[Collected data]
------------------------------------

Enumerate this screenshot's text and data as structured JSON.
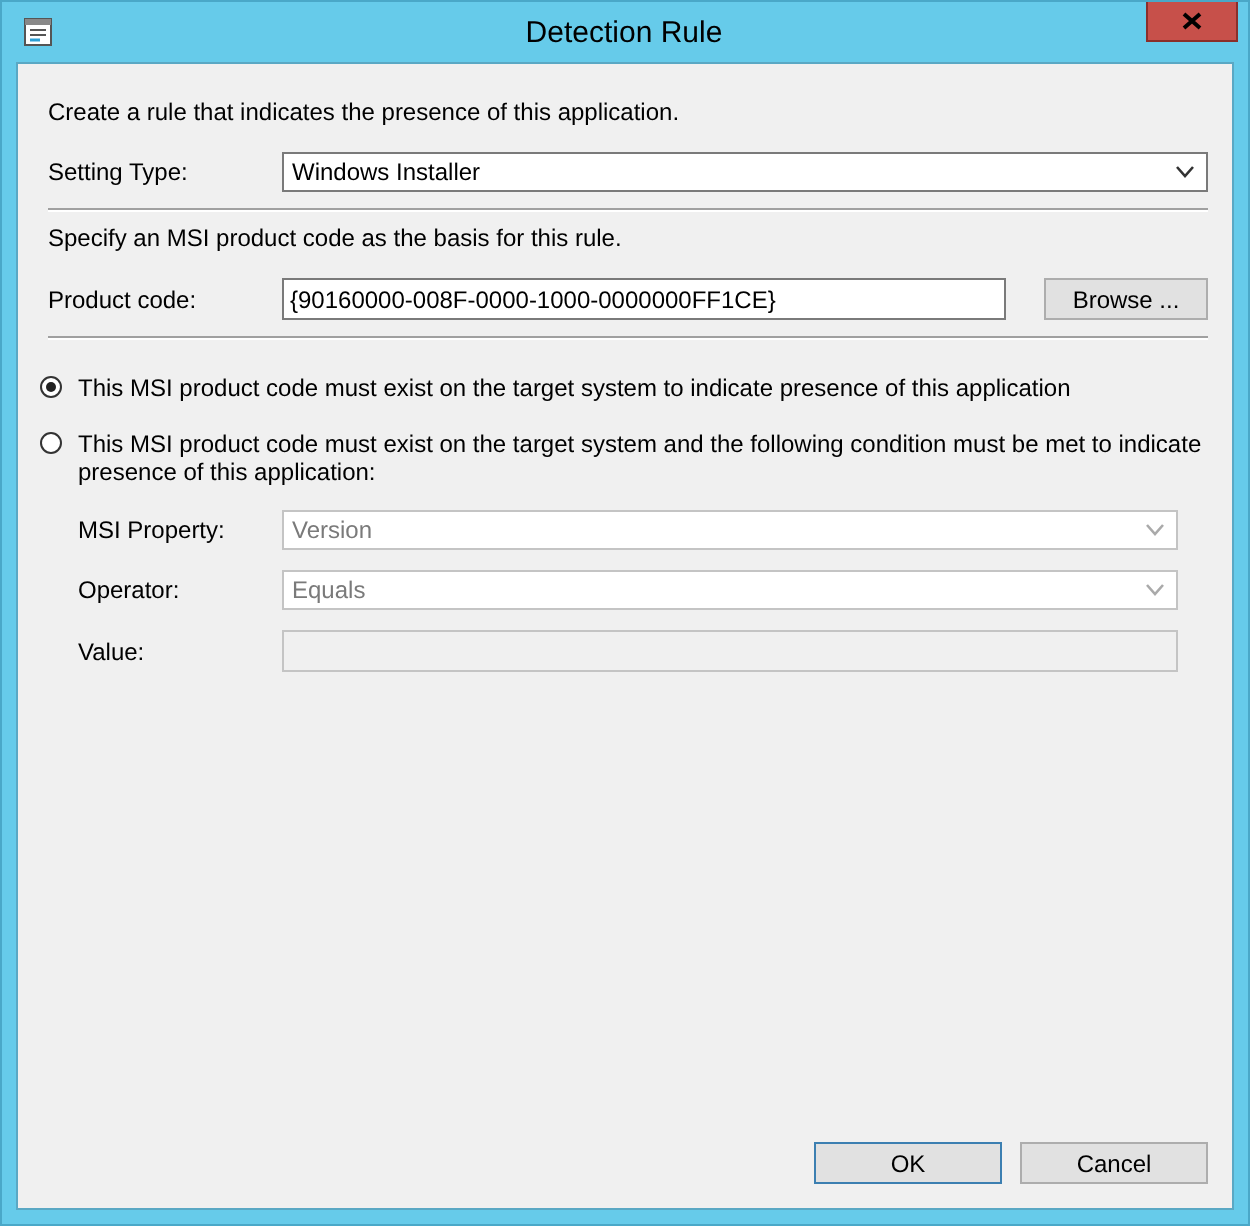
{
  "window": {
    "title": "Detection Rule"
  },
  "intro": "Create a rule that indicates the presence of this application.",
  "setting_type": {
    "label": "Setting Type:",
    "value": "Windows Installer"
  },
  "instruction": "Specify an MSI product code as the basis for this rule.",
  "product_code": {
    "label": "Product code:",
    "value": "{90160000-008F-0000-1000-0000000FF1CE}"
  },
  "browse_button": "Browse ...",
  "options": [
    {
      "label": "This MSI product code must exist on the target system to indicate presence of this application",
      "selected": true
    },
    {
      "label": "This MSI product code must exist on the target system and the following condition must be met to indicate presence of this application:",
      "selected": false
    }
  ],
  "condition": {
    "disabled": true,
    "fields": [
      {
        "kind": "dropdown",
        "label": "MSI Property:",
        "value": "Version"
      },
      {
        "kind": "dropdown",
        "label": "Operator:",
        "value": "Equals"
      },
      {
        "kind": "text",
        "label": "Value:"
      }
    ]
  },
  "buttons": [
    {
      "label": "OK",
      "default": true
    },
    {
      "label": "Cancel",
      "default": false
    }
  ]
}
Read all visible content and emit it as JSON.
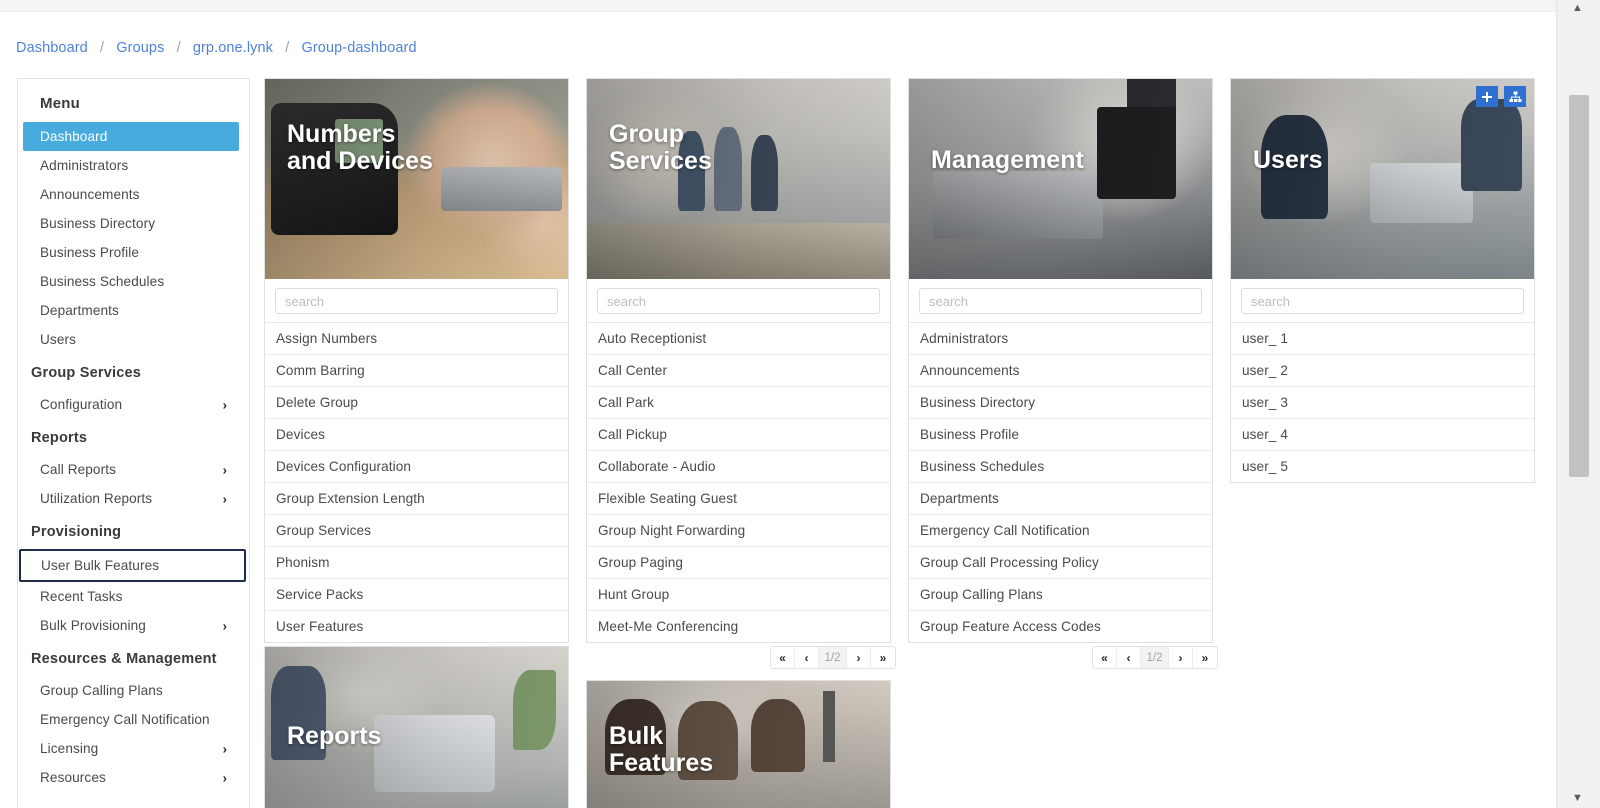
{
  "breadcrumb": {
    "items": [
      "Dashboard",
      "Groups",
      "grp.one.lynk",
      "Group-dashboard"
    ],
    "separator": "/"
  },
  "sidebar": {
    "title": "Menu",
    "entries": [
      {
        "type": "item",
        "label": "Dashboard",
        "state": "active"
      },
      {
        "type": "item",
        "label": "Administrators",
        "state": "normal"
      },
      {
        "type": "item",
        "label": "Announcements",
        "state": "normal"
      },
      {
        "type": "item",
        "label": "Business Directory",
        "state": "normal"
      },
      {
        "type": "item",
        "label": "Business Profile",
        "state": "normal"
      },
      {
        "type": "item",
        "label": "Business Schedules",
        "state": "normal"
      },
      {
        "type": "item",
        "label": "Departments",
        "state": "normal"
      },
      {
        "type": "item",
        "label": "Users",
        "state": "normal"
      },
      {
        "type": "section",
        "label": "Group Services"
      },
      {
        "type": "item",
        "label": "Configuration",
        "state": "normal",
        "chevron": true
      },
      {
        "type": "section",
        "label": "Reports"
      },
      {
        "type": "item",
        "label": "Call Reports",
        "state": "normal",
        "chevron": true
      },
      {
        "type": "item",
        "label": "Utilization Reports",
        "state": "normal",
        "chevron": true
      },
      {
        "type": "section",
        "label": "Provisioning"
      },
      {
        "type": "item",
        "label": "User Bulk Features",
        "state": "focused"
      },
      {
        "type": "item",
        "label": "Recent Tasks",
        "state": "normal"
      },
      {
        "type": "item",
        "label": "Bulk Provisioning",
        "state": "normal",
        "chevron": true
      },
      {
        "type": "section",
        "label": "Resources & Management"
      },
      {
        "type": "item",
        "label": "Group Calling Plans",
        "state": "normal"
      },
      {
        "type": "item",
        "label": "Emergency Call Notification",
        "state": "normal"
      },
      {
        "type": "item",
        "label": "Licensing",
        "state": "normal",
        "chevron": true
      },
      {
        "type": "item",
        "label": "Resources",
        "state": "normal",
        "chevron": true
      }
    ],
    "chevron_glyph": "›"
  },
  "cards": [
    {
      "id": "numbers-and-devices",
      "title": "Numbers\nand Devices",
      "search_placeholder": "search",
      "search_value": "",
      "items": [
        "Assign Numbers",
        "Comm Barring",
        "Delete Group",
        "Devices",
        "Devices Configuration",
        "Group Extension Length",
        "Group Services",
        "Phonism",
        "Service Packs",
        "User Features"
      ]
    },
    {
      "id": "group-services",
      "title": "Group\nServices",
      "search_placeholder": "search",
      "search_value": "",
      "items": [
        "Auto Receptionist",
        "Call Center",
        "Call Park",
        "Call Pickup",
        "Collaborate - Audio",
        "Flexible Seating Guest",
        "Group Night Forwarding",
        "Group Paging",
        "Hunt Group",
        "Meet-Me Conferencing"
      ],
      "pagination": {
        "page_label": "1/2",
        "first": "«",
        "prev": "‹",
        "next": "›",
        "last": "»"
      }
    },
    {
      "id": "management",
      "title": "Management",
      "search_placeholder": "search",
      "search_value": "",
      "items": [
        "Administrators",
        "Announcements",
        "Business Directory",
        "Business Profile",
        "Business Schedules",
        "Departments",
        "Emergency Call Notification",
        "Group Call Processing Policy",
        "Group Calling Plans",
        "Group Feature Access Codes"
      ],
      "pagination": {
        "page_label": "1/2",
        "first": "«",
        "prev": "‹",
        "next": "›",
        "last": "»"
      }
    },
    {
      "id": "users",
      "title": "Users",
      "search_placeholder": "search",
      "search_value": "",
      "items": [
        "user_ 1",
        "user_ 2",
        "user_ 3",
        "user_ 4",
        "user_ 5"
      ],
      "header_icons": [
        "add-icon",
        "sitemap-icon"
      ]
    },
    {
      "id": "reports",
      "title": "Reports"
    },
    {
      "id": "bulk-features",
      "title": "Bulk\nFeatures"
    }
  ],
  "colors": {
    "accent_blue": "#48abdd",
    "icon_button_blue": "#2f6fd0",
    "breadcrumb_link": "#4f83d9",
    "focus_outline": "#1f2d4a",
    "border": "#e0e0e0"
  },
  "scrollbar": {
    "up_glyph": "▲",
    "down_glyph": "▼"
  }
}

------------------------------------

WHAT IS BEING ASKED:
Check each line of the data above for the word "system" and say how many lines have it. Give the number alone.

RESULT OF THIS TASK:
2